(Entries taken from a collection)
******
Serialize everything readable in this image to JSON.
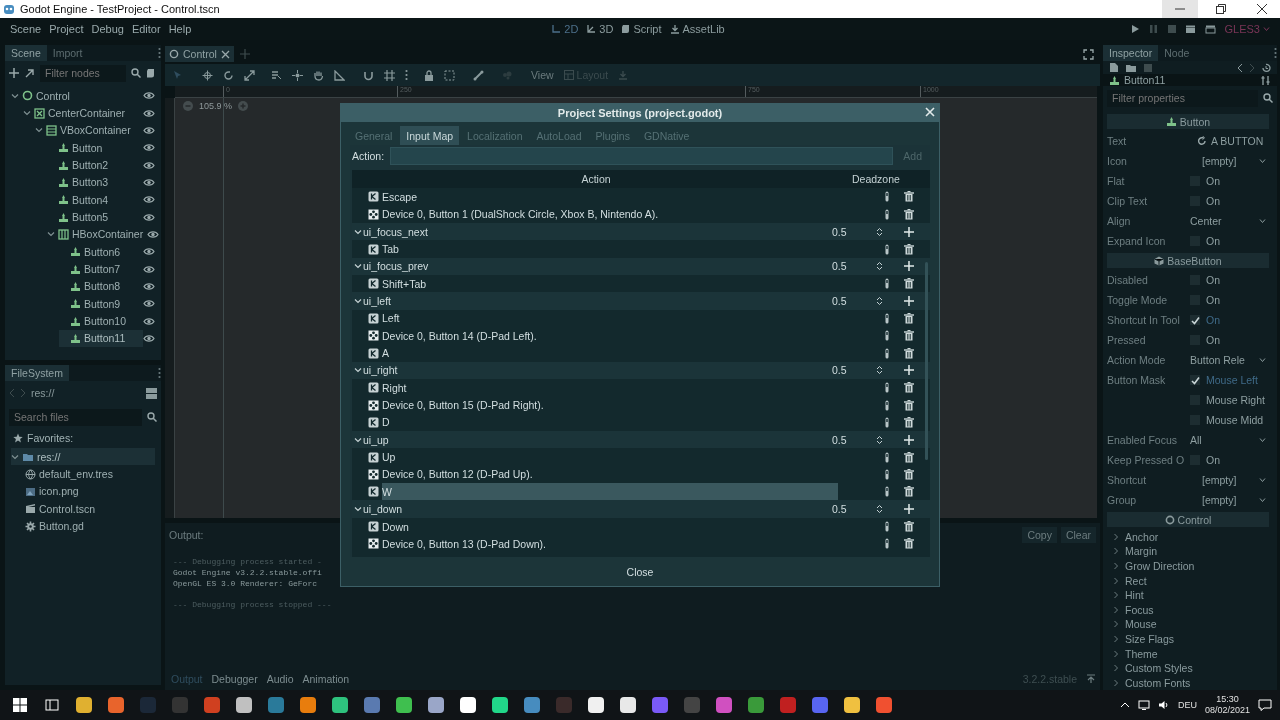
{
  "window": {
    "title": "Godot Engine - TestProject - Control.tscn"
  },
  "menu": [
    "Scene",
    "Project",
    "Debug",
    "Editor",
    "Help"
  ],
  "workspaces": [
    {
      "label": "2D",
      "kind": "planar",
      "selected": true
    },
    {
      "label": "3D",
      "kind": "spatial",
      "selected": false
    },
    {
      "label": "Script",
      "kind": "script",
      "selected": false
    },
    {
      "label": "AssetLib",
      "kind": "assetlib",
      "selected": false
    }
  ],
  "renderer": "GLES3",
  "scene_dock": {
    "tabs": [
      {
        "label": "Scene",
        "selected": true
      },
      {
        "label": "Import",
        "selected": false
      }
    ],
    "filter_placeholder": "Filter nodes",
    "tree": [
      {
        "label": "Control",
        "kind": "control",
        "selected": false,
        "expanded": true,
        "children": [
          {
            "label": "CenterContainer",
            "kind": "center",
            "selected": false,
            "expanded": true,
            "children": [
              {
                "label": "VBoxContainer",
                "kind": "vbox",
                "selected": false,
                "expanded": true,
                "children": [
                  {
                    "label": "Button",
                    "kind": "button",
                    "selected": false
                  },
                  {
                    "label": "Button2",
                    "kind": "button",
                    "selected": false
                  },
                  {
                    "label": "Button3",
                    "kind": "button",
                    "selected": false
                  },
                  {
                    "label": "Button4",
                    "kind": "button",
                    "selected": false
                  },
                  {
                    "label": "Button5",
                    "kind": "button",
                    "selected": false
                  },
                  {
                    "label": "HBoxContainer",
                    "kind": "hbox",
                    "selected": false,
                    "expanded": true,
                    "children": [
                      {
                        "label": "Button6",
                        "kind": "button",
                        "selected": false
                      },
                      {
                        "label": "Button7",
                        "kind": "button",
                        "selected": false
                      },
                      {
                        "label": "Button8",
                        "kind": "button",
                        "selected": false
                      },
                      {
                        "label": "Button9",
                        "kind": "button",
                        "selected": false
                      },
                      {
                        "label": "Button10",
                        "kind": "button",
                        "selected": false
                      },
                      {
                        "label": "Button11",
                        "kind": "button",
                        "selected": true
                      }
                    ]
                  }
                ]
              }
            ]
          }
        ]
      }
    ]
  },
  "filesystem": {
    "tab": "FileSystem",
    "path": "res://",
    "search_placeholder": "Search files",
    "favorites": "Favorites:",
    "tree": [
      {
        "label": "res://",
        "kind": "folder",
        "selected": true,
        "expanded": true,
        "children": [
          {
            "label": "default_env.tres",
            "kind": "env",
            "selected": false
          },
          {
            "label": "icon.png",
            "kind": "image",
            "selected": false
          },
          {
            "label": "Control.tscn",
            "kind": "scene",
            "selected": false
          },
          {
            "label": "Button.gd",
            "kind": "script",
            "selected": false
          }
        ]
      }
    ]
  },
  "scene_tabs": [
    {
      "label": "Control",
      "selected": true
    }
  ],
  "viewport": {
    "view": "View",
    "layout": "Layout",
    "zoom": "105.9 %",
    "ruler": [
      "0",
      "250",
      "750",
      "1000"
    ]
  },
  "output": {
    "title": "Output:",
    "buttons": [
      "Copy",
      "Clear"
    ],
    "lines": [
      {
        "kind": "comment",
        "text": "--- Debugging process started -"
      },
      {
        "kind": "plain",
        "text": "Godot Engine v3.2.2.stable.offi"
      },
      {
        "kind": "plain",
        "text": "OpenGL ES 3.0 Renderer: GeForc"
      },
      {
        "kind": "gap"
      },
      {
        "kind": "comment",
        "text": "--- Debugging process stopped ---"
      }
    ],
    "tabs": [
      {
        "label": "Output",
        "selected": true
      },
      {
        "label": "Debugger",
        "selected": false
      },
      {
        "label": "Audio",
        "selected": false
      },
      {
        "label": "Animation",
        "selected": false
      }
    ],
    "version": "3.2.2.stable"
  },
  "inspector": {
    "tabs": [
      {
        "label": "Inspector",
        "selected": true
      },
      {
        "label": "Node",
        "selected": false
      }
    ],
    "node": "Button11",
    "filter_placeholder": "Filter properties",
    "rows": [
      {
        "kind": "section",
        "label": "Button"
      },
      {
        "kind": "text",
        "label": "Text",
        "value": "A BUTTON"
      },
      {
        "kind": "dropdown",
        "label": "Icon",
        "value": "[empty]"
      },
      {
        "kind": "check",
        "label": "Flat",
        "value": "On",
        "checked": false
      },
      {
        "kind": "check",
        "label": "Clip Text",
        "value": "On",
        "checked": false
      },
      {
        "kind": "dropdown",
        "label": "Align",
        "value": "Center"
      },
      {
        "kind": "check",
        "label": "Expand Icon",
        "value": "On",
        "checked": false
      },
      {
        "kind": "section",
        "label": "BaseButton"
      },
      {
        "kind": "check",
        "label": "Disabled",
        "value": "On",
        "checked": false
      },
      {
        "kind": "check",
        "label": "Toggle Mode",
        "value": "On",
        "checked": false
      },
      {
        "kind": "check",
        "label": "Shortcut In Tool",
        "value": "On",
        "checked": true
      },
      {
        "kind": "check",
        "label": "Pressed",
        "value": "On",
        "checked": false
      },
      {
        "kind": "dropdown",
        "label": "Action Mode",
        "value": "Button Rele"
      },
      {
        "kind": "check",
        "label": "Button Mask",
        "value": "Mouse Left",
        "checked": true
      },
      {
        "kind": "check",
        "value": "Mouse Right",
        "checked": false
      },
      {
        "kind": "check",
        "value": "Mouse Midd",
        "checked": false
      },
      {
        "kind": "dropdown",
        "label": "Enabled Focus",
        "value": "All"
      },
      {
        "kind": "check",
        "label": "Keep Pressed O",
        "value": "On",
        "checked": false
      },
      {
        "kind": "dropdown",
        "label": "Shortcut",
        "value": "[empty]"
      },
      {
        "kind": "dropdown",
        "label": "Group",
        "value": "[empty]"
      },
      {
        "kind": "section",
        "label": "Control"
      },
      {
        "kind": "group",
        "label": "Anchor"
      },
      {
        "kind": "group",
        "label": "Margin"
      },
      {
        "kind": "group",
        "label": "Grow Direction"
      },
      {
        "kind": "group",
        "label": "Rect"
      },
      {
        "kind": "group",
        "label": "Hint"
      },
      {
        "kind": "group",
        "label": "Focus"
      },
      {
        "kind": "group",
        "label": "Mouse"
      },
      {
        "kind": "group",
        "label": "Size Flags"
      },
      {
        "kind": "group",
        "label": "Theme"
      },
      {
        "kind": "group",
        "label": "Custom Styles"
      },
      {
        "kind": "group",
        "label": "Custom Fonts"
      }
    ]
  },
  "dialog": {
    "title": "Project Settings (project.godot)",
    "tabs": [
      {
        "label": "General",
        "selected": false
      },
      {
        "label": "Input Map",
        "selected": true
      },
      {
        "label": "Localization",
        "selected": false
      },
      {
        "label": "AutoLoad",
        "selected": false
      },
      {
        "label": "Plugins",
        "selected": false
      },
      {
        "label": "GDNative",
        "selected": false
      }
    ],
    "action_label": "Action:",
    "add": "Add",
    "columns": [
      "Action",
      "Deadzone"
    ],
    "continued_events": [
      {
        "kind": "key",
        "label": "Escape",
        "selected": false
      },
      {
        "kind": "joypad",
        "label": "Device 0, Button 1 (DualShock Circle, Xbox B, Nintendo A).",
        "selected": false
      }
    ],
    "actions": [
      {
        "name": "ui_focus_next",
        "deadzone": "0.5",
        "expanded": true,
        "events": [
          {
            "kind": "key",
            "label": "Tab",
            "selected": false
          }
        ]
      },
      {
        "name": "ui_focus_prev",
        "deadzone": "0.5",
        "expanded": true,
        "events": [
          {
            "kind": "key",
            "label": "Shift+Tab",
            "selected": false
          }
        ]
      },
      {
        "name": "ui_left",
        "deadzone": "0.5",
        "expanded": true,
        "events": [
          {
            "kind": "key",
            "label": "Left",
            "selected": false
          },
          {
            "kind": "joypad",
            "label": "Device 0, Button 14 (D-Pad Left).",
            "selected": false
          },
          {
            "kind": "key",
            "label": "A",
            "selected": false
          }
        ]
      },
      {
        "name": "ui_right",
        "deadzone": "0.5",
        "expanded": true,
        "events": [
          {
            "kind": "key",
            "label": "Right",
            "selected": false
          },
          {
            "kind": "joypad",
            "label": "Device 0, Button 15 (D-Pad Right).",
            "selected": false
          },
          {
            "kind": "key",
            "label": "D",
            "selected": false
          }
        ]
      },
      {
        "name": "ui_up",
        "deadzone": "0.5",
        "expanded": true,
        "events": [
          {
            "kind": "key",
            "label": "Up",
            "selected": false
          },
          {
            "kind": "joypad",
            "label": "Device 0, Button 12 (D-Pad Up).",
            "selected": false
          },
          {
            "kind": "key",
            "label": "W",
            "selected": true
          }
        ]
      },
      {
        "name": "ui_down",
        "deadzone": "0.5",
        "expanded": true,
        "events": [
          {
            "kind": "key",
            "label": "Down",
            "selected": false
          },
          {
            "kind": "joypad",
            "label": "Device 0, Button 13 (D-Pad Down).",
            "selected": false
          }
        ]
      }
    ],
    "close": "Close"
  },
  "taskbar": {
    "apps": [
      {
        "color": "#e0b030"
      },
      {
        "color": "#e8642c"
      },
      {
        "color": "#1b2838"
      },
      {
        "color": "#333333"
      },
      {
        "color": "#d04020"
      },
      {
        "color": "#c0c0c0"
      },
      {
        "color": "#2a7a9a"
      },
      {
        "color": "#e87d0d"
      },
      {
        "color": "#2ec27e"
      },
      {
        "color": "#5a7ab0"
      },
      {
        "color": "#3fbf4f"
      },
      {
        "color": "#9aa6c8"
      },
      {
        "color": "#ffffff"
      },
      {
        "color": "#21d789"
      },
      {
        "color": "#478cbf"
      },
      {
        "color": "#3a2a2a"
      },
      {
        "color": "#f0f0f0"
      },
      {
        "color": "#e8e8e8"
      },
      {
        "color": "#7a5af8"
      },
      {
        "color": "#444444"
      },
      {
        "color": "#d050c0"
      },
      {
        "color": "#3a9a3a"
      },
      {
        "color": "#c02020"
      },
      {
        "color": "#5865f2"
      },
      {
        "color": "#f0c040"
      },
      {
        "color": "#f05030"
      }
    ],
    "language": "DEU",
    "time": "15:30",
    "date": "08/02/2021"
  }
}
******
• _Stated task_: Filter for "title". Return all lines that hold it.

• _Reply_:
    "title": "Godot Engine - TestProject - Control.tscn"
    "title": "Output:",
    "title": "Project Settings (project.godot)",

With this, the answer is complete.